- _AIM_: Please repeat all of the lines that follow, exactly as written.

Data entries for graphics
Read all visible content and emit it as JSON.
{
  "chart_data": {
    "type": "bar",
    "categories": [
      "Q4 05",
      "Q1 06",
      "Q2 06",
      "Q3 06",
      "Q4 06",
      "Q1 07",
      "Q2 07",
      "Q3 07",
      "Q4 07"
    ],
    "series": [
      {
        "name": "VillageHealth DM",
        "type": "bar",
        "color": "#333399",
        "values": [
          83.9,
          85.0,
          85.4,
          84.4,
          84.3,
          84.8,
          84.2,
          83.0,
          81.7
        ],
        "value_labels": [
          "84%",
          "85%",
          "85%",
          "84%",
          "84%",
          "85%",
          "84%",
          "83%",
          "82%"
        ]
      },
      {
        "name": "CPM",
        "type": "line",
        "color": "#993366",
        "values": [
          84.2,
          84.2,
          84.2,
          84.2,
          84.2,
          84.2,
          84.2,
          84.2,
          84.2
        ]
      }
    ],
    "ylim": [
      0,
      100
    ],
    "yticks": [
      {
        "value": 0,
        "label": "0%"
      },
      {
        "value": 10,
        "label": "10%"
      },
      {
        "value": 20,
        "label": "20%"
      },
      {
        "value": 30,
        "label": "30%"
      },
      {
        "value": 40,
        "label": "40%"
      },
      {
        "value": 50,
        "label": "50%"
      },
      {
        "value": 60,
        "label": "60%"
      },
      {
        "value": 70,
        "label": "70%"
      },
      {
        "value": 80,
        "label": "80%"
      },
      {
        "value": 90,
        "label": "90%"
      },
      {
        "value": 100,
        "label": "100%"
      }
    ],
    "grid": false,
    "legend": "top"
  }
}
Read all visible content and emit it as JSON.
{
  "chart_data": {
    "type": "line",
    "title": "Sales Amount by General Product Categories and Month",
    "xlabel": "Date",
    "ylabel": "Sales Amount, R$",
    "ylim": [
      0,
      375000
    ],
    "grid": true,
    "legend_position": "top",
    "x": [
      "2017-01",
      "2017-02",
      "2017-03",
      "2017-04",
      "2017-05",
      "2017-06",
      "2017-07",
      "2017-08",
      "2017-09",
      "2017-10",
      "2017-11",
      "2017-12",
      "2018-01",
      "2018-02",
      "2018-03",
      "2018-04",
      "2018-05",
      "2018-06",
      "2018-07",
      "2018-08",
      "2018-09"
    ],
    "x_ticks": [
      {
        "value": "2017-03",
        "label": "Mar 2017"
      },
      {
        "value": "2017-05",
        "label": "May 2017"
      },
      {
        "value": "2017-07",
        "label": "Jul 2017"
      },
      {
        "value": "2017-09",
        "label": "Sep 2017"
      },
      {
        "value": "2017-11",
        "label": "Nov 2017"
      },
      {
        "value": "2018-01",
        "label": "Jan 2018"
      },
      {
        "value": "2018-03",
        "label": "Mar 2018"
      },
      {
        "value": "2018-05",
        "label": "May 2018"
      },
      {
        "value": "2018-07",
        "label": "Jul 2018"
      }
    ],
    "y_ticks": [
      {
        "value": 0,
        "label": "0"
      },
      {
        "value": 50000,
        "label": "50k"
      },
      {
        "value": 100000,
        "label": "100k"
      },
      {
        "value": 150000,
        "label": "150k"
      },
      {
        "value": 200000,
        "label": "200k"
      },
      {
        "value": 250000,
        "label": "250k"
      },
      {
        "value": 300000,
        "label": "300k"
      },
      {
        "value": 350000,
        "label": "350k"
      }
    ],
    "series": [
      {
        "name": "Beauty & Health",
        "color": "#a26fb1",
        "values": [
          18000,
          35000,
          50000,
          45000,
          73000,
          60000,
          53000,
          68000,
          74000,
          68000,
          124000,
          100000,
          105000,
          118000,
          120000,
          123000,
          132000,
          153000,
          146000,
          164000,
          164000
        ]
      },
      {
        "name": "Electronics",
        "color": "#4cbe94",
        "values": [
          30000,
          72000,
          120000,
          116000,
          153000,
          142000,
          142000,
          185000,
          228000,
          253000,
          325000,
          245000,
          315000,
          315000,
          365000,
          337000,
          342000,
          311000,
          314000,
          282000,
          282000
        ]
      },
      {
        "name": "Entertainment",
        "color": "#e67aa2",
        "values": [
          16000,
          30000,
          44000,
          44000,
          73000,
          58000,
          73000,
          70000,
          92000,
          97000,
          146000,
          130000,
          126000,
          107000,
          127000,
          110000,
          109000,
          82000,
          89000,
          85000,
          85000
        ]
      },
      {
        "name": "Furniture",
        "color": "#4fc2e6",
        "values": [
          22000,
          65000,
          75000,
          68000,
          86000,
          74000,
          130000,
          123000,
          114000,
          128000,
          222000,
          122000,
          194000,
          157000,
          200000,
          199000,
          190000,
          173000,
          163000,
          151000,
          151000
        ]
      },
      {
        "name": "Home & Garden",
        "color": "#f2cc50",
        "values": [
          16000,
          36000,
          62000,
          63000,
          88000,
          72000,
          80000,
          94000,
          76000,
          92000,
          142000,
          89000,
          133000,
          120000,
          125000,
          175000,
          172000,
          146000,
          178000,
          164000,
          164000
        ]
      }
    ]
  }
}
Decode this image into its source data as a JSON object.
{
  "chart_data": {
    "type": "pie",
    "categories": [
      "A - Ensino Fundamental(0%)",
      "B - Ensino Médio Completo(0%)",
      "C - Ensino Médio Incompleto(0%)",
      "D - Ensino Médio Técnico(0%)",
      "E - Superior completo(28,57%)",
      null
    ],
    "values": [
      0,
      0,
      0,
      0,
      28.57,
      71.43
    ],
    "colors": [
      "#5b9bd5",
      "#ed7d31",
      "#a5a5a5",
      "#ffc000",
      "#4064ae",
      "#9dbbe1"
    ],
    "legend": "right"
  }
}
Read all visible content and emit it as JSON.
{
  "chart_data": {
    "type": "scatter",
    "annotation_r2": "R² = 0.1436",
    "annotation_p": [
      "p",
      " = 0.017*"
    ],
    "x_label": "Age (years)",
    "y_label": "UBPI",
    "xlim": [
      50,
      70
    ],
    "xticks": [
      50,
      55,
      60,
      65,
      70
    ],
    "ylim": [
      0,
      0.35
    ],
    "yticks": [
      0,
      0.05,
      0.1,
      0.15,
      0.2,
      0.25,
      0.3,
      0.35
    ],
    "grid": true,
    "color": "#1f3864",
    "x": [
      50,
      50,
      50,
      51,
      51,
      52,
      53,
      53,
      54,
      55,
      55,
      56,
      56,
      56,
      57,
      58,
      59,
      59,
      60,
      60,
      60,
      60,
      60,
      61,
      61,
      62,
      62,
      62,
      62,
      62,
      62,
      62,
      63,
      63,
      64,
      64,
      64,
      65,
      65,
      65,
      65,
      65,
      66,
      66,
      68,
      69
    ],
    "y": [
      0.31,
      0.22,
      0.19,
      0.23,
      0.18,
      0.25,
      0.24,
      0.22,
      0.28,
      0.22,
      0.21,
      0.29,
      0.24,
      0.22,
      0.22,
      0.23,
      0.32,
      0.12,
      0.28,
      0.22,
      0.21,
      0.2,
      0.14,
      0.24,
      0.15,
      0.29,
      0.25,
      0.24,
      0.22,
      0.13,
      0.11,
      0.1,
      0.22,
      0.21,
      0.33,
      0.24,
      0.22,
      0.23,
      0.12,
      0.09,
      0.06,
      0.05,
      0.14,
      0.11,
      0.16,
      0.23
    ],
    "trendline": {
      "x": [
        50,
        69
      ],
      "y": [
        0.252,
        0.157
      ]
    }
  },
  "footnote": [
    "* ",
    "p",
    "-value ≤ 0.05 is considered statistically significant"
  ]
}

- _EXERCISE ANSWER_:
Read all visible content and emit it as JSON.
{
  "chart_data": {
    "type": "bar",
    "categories": [
      "Q4 05",
      "Q1 06",
      "Q2 06",
      "Q3 06",
      "Q4 06",
      "Q1 07",
      "Q2 07",
      "Q3 07",
      "Q4 07"
    ],
    "series": [
      {
        "name": "VillageHealth DM",
        "type": "bar",
        "color": "#333399",
        "values": [
          83.9,
          85.0,
          85.4,
          84.4,
          84.3,
          84.8,
          84.2,
          83.0,
          81.7
        ],
        "value_labels": [
          "84%",
          "85%",
          "85%",
          "84%",
          "84%",
          "85%",
          "84%",
          "83%",
          "82%"
        ]
      },
      {
        "name": "CPM",
        "type": "line",
        "color": "#993366",
        "values": [
          84.2,
          84.2,
          84.2,
          84.2,
          84.2,
          84.2,
          84.2,
          84.2,
          84.2
        ]
      }
    ],
    "ylim": [
      0,
      100
    ],
    "yticks": [
      {
        "value": 0,
        "label": "0%"
      },
      {
        "value": 10,
        "label": "10%"
      },
      {
        "value": 20,
        "label": "20%"
      },
      {
        "value": 30,
        "label": "30%"
      },
      {
        "value": 40,
        "label": "40%"
      },
      {
        "value": 50,
        "label": "50%"
      },
      {
        "value": 60,
        "label": "60%"
      },
      {
        "value": 70,
        "label": "70%"
      },
      {
        "value": 80,
        "label": "80%"
      },
      {
        "value": 90,
        "label": "90%"
      },
      {
        "value": 100,
        "label": "100%"
      }
    ],
    "grid": false,
    "legend": "top"
  }
}
Read all visible content and emit it as JSON.
{
  "chart_data": {
    "type": "line",
    "title": "Sales Amount by General Product Categories and Month",
    "xlabel": "Date",
    "ylabel": "Sales Amount, R$",
    "ylim": [
      0,
      375000
    ],
    "grid": true,
    "legend_position": "top",
    "x": [
      "2017-01",
      "2017-02",
      "2017-03",
      "2017-04",
      "2017-05",
      "2017-06",
      "2017-07",
      "2017-08",
      "2017-09",
      "2017-10",
      "2017-11",
      "2017-12",
      "2018-01",
      "2018-02",
      "2018-03",
      "2018-04",
      "2018-05",
      "2018-06",
      "2018-07",
      "2018-08",
      "2018-09"
    ],
    "x_ticks": [
      {
        "value": "2017-03",
        "label": "Mar 2017"
      },
      {
        "value": "2017-05",
        "label": "May 2017"
      },
      {
        "value": "2017-07",
        "label": "Jul 2017"
      },
      {
        "value": "2017-09",
        "label": "Sep 2017"
      },
      {
        "value": "2017-11",
        "label": "Nov 2017"
      },
      {
        "value": "2018-01",
        "label": "Jan 2018"
      },
      {
        "value": "2018-03",
        "label": "Mar 2018"
      },
      {
        "value": "2018-05",
        "label": "May 2018"
      },
      {
        "value": "2018-07",
        "label": "Jul 2018"
      }
    ],
    "y_ticks": [
      {
        "value": 0,
        "label": "0"
      },
      {
        "value": 50000,
        "label": "50k"
      },
      {
        "value": 100000,
        "label": "100k"
      },
      {
        "value": 150000,
        "label": "150k"
      },
      {
        "value": 200000,
        "label": "200k"
      },
      {
        "value": 250000,
        "label": "250k"
      },
      {
        "value": 300000,
        "label": "300k"
      },
      {
        "value": 350000,
        "label": "350k"
      }
    ],
    "series": [
      {
        "name": "Beauty & Health",
        "color": "#a26fb1",
        "values": [
          18000,
          35000,
          50000,
          45000,
          73000,
          60000,
          53000,
          68000,
          74000,
          68000,
          124000,
          100000,
          105000,
          118000,
          120000,
          123000,
          132000,
          153000,
          146000,
          164000,
          164000
        ]
      },
      {
        "name": "Electronics",
        "color": "#4cbe94",
        "values": [
          30000,
          72000,
          120000,
          116000,
          153000,
          142000,
          142000,
          185000,
          228000,
          253000,
          325000,
          245000,
          315000,
          315000,
          365000,
          337000,
          342000,
          311000,
          314000,
          282000,
          282000
        ]
      },
      {
        "name": "Entertainment",
        "color": "#e67aa2",
        "values": [
          16000,
          30000,
          44000,
          44000,
          73000,
          58000,
          73000,
          70000,
          92000,
          97000,
          146000,
          130000,
          126000,
          107000,
          127000,
          110000,
          109000,
          82000,
          89000,
          85000,
          85000
        ]
      },
      {
        "name": "Furniture",
        "color": "#4fc2e6",
        "values": [
          22000,
          65000,
          75000,
          68000,
          86000,
          74000,
          130000,
          123000,
          114000,
          128000,
          222000,
          122000,
          194000,
          157000,
          200000,
          199000,
          190000,
          173000,
          163000,
          151000,
          151000
        ]
      },
      {
        "name": "Home & Garden",
        "color": "#f2cc50",
        "values": [
          16000,
          36000,
          62000,
          63000,
          88000,
          72000,
          80000,
          94000,
          76000,
          92000,
          142000,
          89000,
          133000,
          120000,
          125000,
          175000,
          172000,
          146000,
          178000,
          164000,
          164000
        ]
      }
    ]
  }
}
Decode this image into its source data as a JSON object.
{
  "chart_data": {
    "type": "pie",
    "categories": [
      "A - Ensino Fundamental(0%)",
      "B - Ensino Médio Completo(0%)",
      "C - Ensino Médio Incompleto(0%)",
      "D - Ensino Médio Técnico(0%)",
      "E - Superior completo(28,57%)",
      null
    ],
    "values": [
      0,
      0,
      0,
      0,
      28.57,
      71.43
    ],
    "colors": [
      "#5b9bd5",
      "#ed7d31",
      "#a5a5a5",
      "#ffc000",
      "#4064ae",
      "#9dbbe1"
    ],
    "legend": "right"
  }
}
Read all visible content and emit it as JSON.
{
  "chart_data": {
    "type": "scatter",
    "annotation_r2": "R² = 0.1436",
    "annotation_p": [
      "p",
      " = 0.017*"
    ],
    "x_label": "Age (years)",
    "y_label": "UBPI",
    "xlim": [
      50,
      70
    ],
    "xticks": [
      50,
      55,
      60,
      65,
      70
    ],
    "ylim": [
      0,
      0.35
    ],
    "yticks": [
      0,
      0.05,
      0.1,
      0.15,
      0.2,
      0.25,
      0.3,
      0.35
    ],
    "grid": true,
    "color": "#1f3864",
    "x": [
      50,
      50,
      50,
      51,
      51,
      52,
      53,
      53,
      54,
      55,
      55,
      56,
      56,
      56,
      57,
      58,
      59,
      59,
      60,
      60,
      60,
      60,
      60,
      61,
      61,
      62,
      62,
      62,
      62,
      62,
      62,
      62,
      63,
      63,
      64,
      64,
      64,
      65,
      65,
      65,
      65,
      65,
      66,
      66,
      68,
      69
    ],
    "y": [
      0.31,
      0.22,
      0.19,
      0.23,
      0.18,
      0.25,
      0.24,
      0.22,
      0.28,
      0.22,
      0.21,
      0.29,
      0.24,
      0.22,
      0.22,
      0.23,
      0.32,
      0.12,
      0.28,
      0.22,
      0.21,
      0.2,
      0.14,
      0.24,
      0.15,
      0.29,
      0.25,
      0.24,
      0.22,
      0.13,
      0.11,
      0.1,
      0.22,
      0.21,
      0.33,
      0.24,
      0.22,
      0.23,
      0.12,
      0.09,
      0.06,
      0.05,
      0.14,
      0.11,
      0.16,
      0.23
    ],
    "trendline": {
      "x": [
        50,
        69
      ],
      "y": [
        0.252,
        0.157
      ]
    }
  },
  "footnote": [
    "* ",
    "p",
    "-value ≤ 0.05 is considered statistically significant"
  ]
}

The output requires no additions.